[Dataset records]
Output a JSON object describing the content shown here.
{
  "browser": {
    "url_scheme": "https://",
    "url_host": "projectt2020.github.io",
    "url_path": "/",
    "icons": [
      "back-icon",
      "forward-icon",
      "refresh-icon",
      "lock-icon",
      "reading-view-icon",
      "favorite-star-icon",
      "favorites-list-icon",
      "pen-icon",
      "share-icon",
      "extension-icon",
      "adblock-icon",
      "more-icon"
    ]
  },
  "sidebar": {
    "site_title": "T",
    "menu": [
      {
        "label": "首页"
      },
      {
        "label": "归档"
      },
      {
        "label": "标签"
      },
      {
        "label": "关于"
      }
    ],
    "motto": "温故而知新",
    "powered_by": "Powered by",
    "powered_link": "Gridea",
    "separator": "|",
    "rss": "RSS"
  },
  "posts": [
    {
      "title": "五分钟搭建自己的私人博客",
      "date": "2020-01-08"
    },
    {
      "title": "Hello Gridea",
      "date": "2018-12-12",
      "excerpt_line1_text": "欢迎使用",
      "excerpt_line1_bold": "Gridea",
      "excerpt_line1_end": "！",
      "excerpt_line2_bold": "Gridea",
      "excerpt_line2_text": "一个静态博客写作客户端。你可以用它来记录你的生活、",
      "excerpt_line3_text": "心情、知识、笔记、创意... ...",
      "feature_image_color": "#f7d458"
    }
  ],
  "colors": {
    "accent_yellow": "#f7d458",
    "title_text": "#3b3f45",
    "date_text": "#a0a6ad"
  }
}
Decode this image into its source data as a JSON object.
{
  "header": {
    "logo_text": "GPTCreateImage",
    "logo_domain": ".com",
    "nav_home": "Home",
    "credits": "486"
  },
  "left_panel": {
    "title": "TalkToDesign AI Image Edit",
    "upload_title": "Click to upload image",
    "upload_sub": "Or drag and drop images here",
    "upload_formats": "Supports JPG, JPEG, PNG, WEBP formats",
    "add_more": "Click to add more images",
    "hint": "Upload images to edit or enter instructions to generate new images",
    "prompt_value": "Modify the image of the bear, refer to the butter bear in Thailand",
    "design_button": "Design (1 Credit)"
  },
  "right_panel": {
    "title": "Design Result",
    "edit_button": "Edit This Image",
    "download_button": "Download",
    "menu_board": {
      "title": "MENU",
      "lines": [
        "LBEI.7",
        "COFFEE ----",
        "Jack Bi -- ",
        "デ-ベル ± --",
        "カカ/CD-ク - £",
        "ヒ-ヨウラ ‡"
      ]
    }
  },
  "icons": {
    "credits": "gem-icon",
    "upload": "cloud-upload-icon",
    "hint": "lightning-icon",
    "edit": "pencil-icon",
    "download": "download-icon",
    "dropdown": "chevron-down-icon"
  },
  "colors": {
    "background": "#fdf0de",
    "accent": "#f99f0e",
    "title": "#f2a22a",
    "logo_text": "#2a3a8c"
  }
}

◆ **What to do**: Go through the records and print each one exactly.

◆ **Response**:
Output a JSON object describing the content shown here.
{
  "browser": {
    "url_scheme": "https://",
    "url_host": "projectt2020.github.io",
    "url_path": "/",
    "icons": [
      "back-icon",
      "forward-icon",
      "refresh-icon",
      "lock-icon",
      "reading-view-icon",
      "favorite-star-icon",
      "favorites-list-icon",
      "pen-icon",
      "share-icon",
      "extension-icon",
      "adblock-icon",
      "more-icon"
    ]
  },
  "sidebar": {
    "site_title": "T",
    "menu": [
      {
        "label": "首页"
      },
      {
        "label": "归档"
      },
      {
        "label": "标签"
      },
      {
        "label": "关于"
      }
    ],
    "motto": "温故而知新",
    "powered_by": "Powered by",
    "powered_link": "Gridea",
    "separator": "|",
    "rss": "RSS"
  },
  "posts": [
    {
      "title": "五分钟搭建自己的私人博客",
      "date": "2020-01-08"
    },
    {
      "title": "Hello Gridea",
      "date": "2018-12-12",
      "excerpt_line1_text": "欢迎使用",
      "excerpt_line1_bold": "Gridea",
      "excerpt_line1_end": "！",
      "excerpt_line2_bold": "Gridea",
      "excerpt_line2_text": "一个静态博客写作客户端。你可以用它来记录你的生活、",
      "excerpt_line3_text": "心情、知识、笔记、创意... ...",
      "feature_image_color": "#f7d458"
    }
  ],
  "colors": {
    "accent_yellow": "#f7d458",
    "title_text": "#3b3f45",
    "date_text": "#a0a6ad"
  }
}
Decode this image into its source data as a JSON object.
{
  "header": {
    "logo_text": "GPTCreateImage",
    "logo_domain": ".com",
    "nav_home": "Home",
    "credits": "486"
  },
  "left_panel": {
    "title": "TalkToDesign AI Image Edit",
    "upload_title": "Click to upload image",
    "upload_sub": "Or drag and drop images here",
    "upload_formats": "Supports JPG, JPEG, PNG, WEBP formats",
    "add_more": "Click to add more images",
    "hint": "Upload images to edit or enter instructions to generate new images",
    "prompt_value": "Modify the image of the bear, refer to the butter bear in Thailand",
    "design_button": "Design (1 Credit)"
  },
  "right_panel": {
    "title": "Design Result",
    "edit_button": "Edit This Image",
    "download_button": "Download",
    "menu_board": {
      "title": "MENU",
      "lines": [
        "LBEI.7",
        "COFFEE ----",
        "Jack Bi -- ",
        "デ-ベル ± --",
        "カカ/CD-ク - £",
        "ヒ-ヨウラ ‡"
      ]
    }
  },
  "icons": {
    "credits": "gem-icon",
    "upload": "cloud-upload-icon",
    "hint": "lightning-icon",
    "edit": "pencil-icon",
    "download": "download-icon",
    "dropdown": "chevron-down-icon"
  },
  "colors": {
    "background": "#fdf0de",
    "accent": "#f99f0e",
    "title": "#f2a22a",
    "logo_text": "#2a3a8c"
  }
}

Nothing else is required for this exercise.